- Provided records -
▬▬▬▬▬▬▬▬▬▬

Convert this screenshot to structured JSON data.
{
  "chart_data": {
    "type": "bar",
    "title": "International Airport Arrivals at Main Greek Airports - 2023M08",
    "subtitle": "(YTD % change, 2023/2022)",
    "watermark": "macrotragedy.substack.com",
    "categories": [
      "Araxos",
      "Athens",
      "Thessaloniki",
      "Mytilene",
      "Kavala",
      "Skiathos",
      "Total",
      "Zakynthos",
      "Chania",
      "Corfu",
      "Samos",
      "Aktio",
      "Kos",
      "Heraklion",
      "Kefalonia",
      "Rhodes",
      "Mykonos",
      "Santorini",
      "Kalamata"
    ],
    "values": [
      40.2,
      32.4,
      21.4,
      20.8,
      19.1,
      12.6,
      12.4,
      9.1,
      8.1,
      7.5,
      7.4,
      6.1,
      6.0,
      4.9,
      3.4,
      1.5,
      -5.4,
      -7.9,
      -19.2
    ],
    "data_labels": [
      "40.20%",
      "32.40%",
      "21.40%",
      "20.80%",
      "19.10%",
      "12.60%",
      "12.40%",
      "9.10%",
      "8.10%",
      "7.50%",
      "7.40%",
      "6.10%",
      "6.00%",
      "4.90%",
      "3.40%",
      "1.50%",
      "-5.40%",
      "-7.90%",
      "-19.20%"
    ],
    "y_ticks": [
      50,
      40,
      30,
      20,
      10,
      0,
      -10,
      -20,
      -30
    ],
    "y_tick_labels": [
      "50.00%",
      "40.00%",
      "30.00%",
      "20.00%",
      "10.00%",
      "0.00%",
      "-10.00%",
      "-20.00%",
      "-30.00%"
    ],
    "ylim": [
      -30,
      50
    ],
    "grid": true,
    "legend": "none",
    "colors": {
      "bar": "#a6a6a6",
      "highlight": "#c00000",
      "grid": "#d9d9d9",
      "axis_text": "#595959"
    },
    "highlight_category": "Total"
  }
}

▬▬▬▬▬▬▬▬▬▬

- Exercise instructions -
From the records above, extract everything verbatim.

- Exercise solution -
Convert this screenshot to structured JSON data.
{
  "chart_data": {
    "type": "bar",
    "title": "International Airport Arrivals at Main Greek Airports - 2023M08",
    "subtitle": "(YTD % change, 2023/2022)",
    "watermark": "macrotragedy.substack.com",
    "categories": [
      "Araxos",
      "Athens",
      "Thessaloniki",
      "Mytilene",
      "Kavala",
      "Skiathos",
      "Total",
      "Zakynthos",
      "Chania",
      "Corfu",
      "Samos",
      "Aktio",
      "Kos",
      "Heraklion",
      "Kefalonia",
      "Rhodes",
      "Mykonos",
      "Santorini",
      "Kalamata"
    ],
    "values": [
      40.2,
      32.4,
      21.4,
      20.8,
      19.1,
      12.6,
      12.4,
      9.1,
      8.1,
      7.5,
      7.4,
      6.1,
      6.0,
      4.9,
      3.4,
      1.5,
      -5.4,
      -7.9,
      -19.2
    ],
    "data_labels": [
      "40.20%",
      "32.40%",
      "21.40%",
      "20.80%",
      "19.10%",
      "12.60%",
      "12.40%",
      "9.10%",
      "8.10%",
      "7.50%",
      "7.40%",
      "6.10%",
      "6.00%",
      "4.90%",
      "3.40%",
      "1.50%",
      "-5.40%",
      "-7.90%",
      "-19.20%"
    ],
    "y_ticks": [
      50,
      40,
      30,
      20,
      10,
      0,
      -10,
      -20,
      -30
    ],
    "y_tick_labels": [
      "50.00%",
      "40.00%",
      "30.00%",
      "20.00%",
      "10.00%",
      "0.00%",
      "-10.00%",
      "-20.00%",
      "-30.00%"
    ],
    "ylim": [
      -30,
      50
    ],
    "grid": true,
    "legend": "none",
    "colors": {
      "bar": "#a6a6a6",
      "highlight": "#c00000",
      "grid": "#d9d9d9",
      "axis_text": "#595959"
    },
    "highlight_category": "Total"
  }
}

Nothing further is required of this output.